>>
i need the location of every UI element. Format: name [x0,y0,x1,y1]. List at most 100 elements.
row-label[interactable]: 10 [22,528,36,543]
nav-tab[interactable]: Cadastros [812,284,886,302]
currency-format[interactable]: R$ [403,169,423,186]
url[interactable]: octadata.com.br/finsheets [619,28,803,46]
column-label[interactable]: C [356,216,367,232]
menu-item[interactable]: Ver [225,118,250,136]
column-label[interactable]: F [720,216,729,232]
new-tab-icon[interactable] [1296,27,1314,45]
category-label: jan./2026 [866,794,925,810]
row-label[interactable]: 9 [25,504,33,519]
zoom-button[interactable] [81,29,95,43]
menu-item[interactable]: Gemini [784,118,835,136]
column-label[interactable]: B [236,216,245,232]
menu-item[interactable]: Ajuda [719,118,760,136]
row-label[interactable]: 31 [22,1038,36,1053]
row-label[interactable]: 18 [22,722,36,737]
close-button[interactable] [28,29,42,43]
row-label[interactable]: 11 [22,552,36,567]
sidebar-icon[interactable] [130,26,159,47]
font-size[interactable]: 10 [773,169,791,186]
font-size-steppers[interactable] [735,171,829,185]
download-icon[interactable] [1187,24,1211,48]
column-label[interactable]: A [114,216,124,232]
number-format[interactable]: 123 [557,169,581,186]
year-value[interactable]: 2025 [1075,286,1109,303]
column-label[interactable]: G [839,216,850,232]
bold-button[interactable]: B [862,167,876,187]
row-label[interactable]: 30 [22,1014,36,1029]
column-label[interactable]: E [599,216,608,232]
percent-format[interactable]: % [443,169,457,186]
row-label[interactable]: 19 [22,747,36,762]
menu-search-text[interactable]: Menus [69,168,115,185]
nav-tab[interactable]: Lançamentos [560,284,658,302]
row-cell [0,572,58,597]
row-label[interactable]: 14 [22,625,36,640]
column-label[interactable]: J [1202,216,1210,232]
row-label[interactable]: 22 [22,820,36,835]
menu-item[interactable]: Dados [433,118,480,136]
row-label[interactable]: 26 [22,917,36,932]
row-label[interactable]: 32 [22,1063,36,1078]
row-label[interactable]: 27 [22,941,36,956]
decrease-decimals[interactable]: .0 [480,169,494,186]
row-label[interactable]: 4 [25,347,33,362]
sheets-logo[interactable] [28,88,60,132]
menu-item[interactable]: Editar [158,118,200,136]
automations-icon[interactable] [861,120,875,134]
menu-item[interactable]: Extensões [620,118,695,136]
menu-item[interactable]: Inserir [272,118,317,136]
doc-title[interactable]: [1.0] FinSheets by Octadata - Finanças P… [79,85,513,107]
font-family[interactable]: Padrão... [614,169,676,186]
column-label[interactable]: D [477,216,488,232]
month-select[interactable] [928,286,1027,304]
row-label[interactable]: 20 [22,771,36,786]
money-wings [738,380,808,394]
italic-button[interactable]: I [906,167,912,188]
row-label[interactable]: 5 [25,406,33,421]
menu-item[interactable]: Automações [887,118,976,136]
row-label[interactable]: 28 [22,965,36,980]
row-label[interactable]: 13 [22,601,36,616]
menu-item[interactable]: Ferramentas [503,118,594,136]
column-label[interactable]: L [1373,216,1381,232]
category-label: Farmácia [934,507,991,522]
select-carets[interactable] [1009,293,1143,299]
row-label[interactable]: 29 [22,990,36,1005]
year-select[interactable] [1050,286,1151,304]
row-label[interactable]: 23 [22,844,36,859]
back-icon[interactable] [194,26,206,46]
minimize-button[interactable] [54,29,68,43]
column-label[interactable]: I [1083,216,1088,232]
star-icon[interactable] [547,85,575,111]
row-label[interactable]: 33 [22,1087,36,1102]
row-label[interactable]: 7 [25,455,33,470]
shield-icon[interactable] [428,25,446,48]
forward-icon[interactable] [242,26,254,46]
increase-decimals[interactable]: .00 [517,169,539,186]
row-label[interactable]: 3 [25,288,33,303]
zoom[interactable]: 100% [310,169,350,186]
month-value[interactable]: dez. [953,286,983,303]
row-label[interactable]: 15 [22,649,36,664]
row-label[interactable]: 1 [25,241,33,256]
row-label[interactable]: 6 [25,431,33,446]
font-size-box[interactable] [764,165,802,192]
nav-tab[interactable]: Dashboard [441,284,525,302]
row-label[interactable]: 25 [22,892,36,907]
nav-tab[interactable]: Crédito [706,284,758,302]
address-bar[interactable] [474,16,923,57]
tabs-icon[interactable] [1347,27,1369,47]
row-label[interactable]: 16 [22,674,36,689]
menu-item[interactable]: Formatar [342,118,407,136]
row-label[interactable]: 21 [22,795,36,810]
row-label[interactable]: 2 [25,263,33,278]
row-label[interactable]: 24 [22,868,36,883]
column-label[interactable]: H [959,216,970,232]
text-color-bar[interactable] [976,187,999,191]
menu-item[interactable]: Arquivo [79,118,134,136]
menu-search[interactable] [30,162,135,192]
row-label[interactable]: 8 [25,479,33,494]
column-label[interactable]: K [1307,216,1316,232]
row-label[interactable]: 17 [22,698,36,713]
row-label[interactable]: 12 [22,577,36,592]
<<
DIRECTION: List each line of the rows above that contains the string "month".

PROBLEM SOLUTION:
month-select[interactable] [928,286,1027,304]
month-value[interactable]: dez. [953,286,983,303]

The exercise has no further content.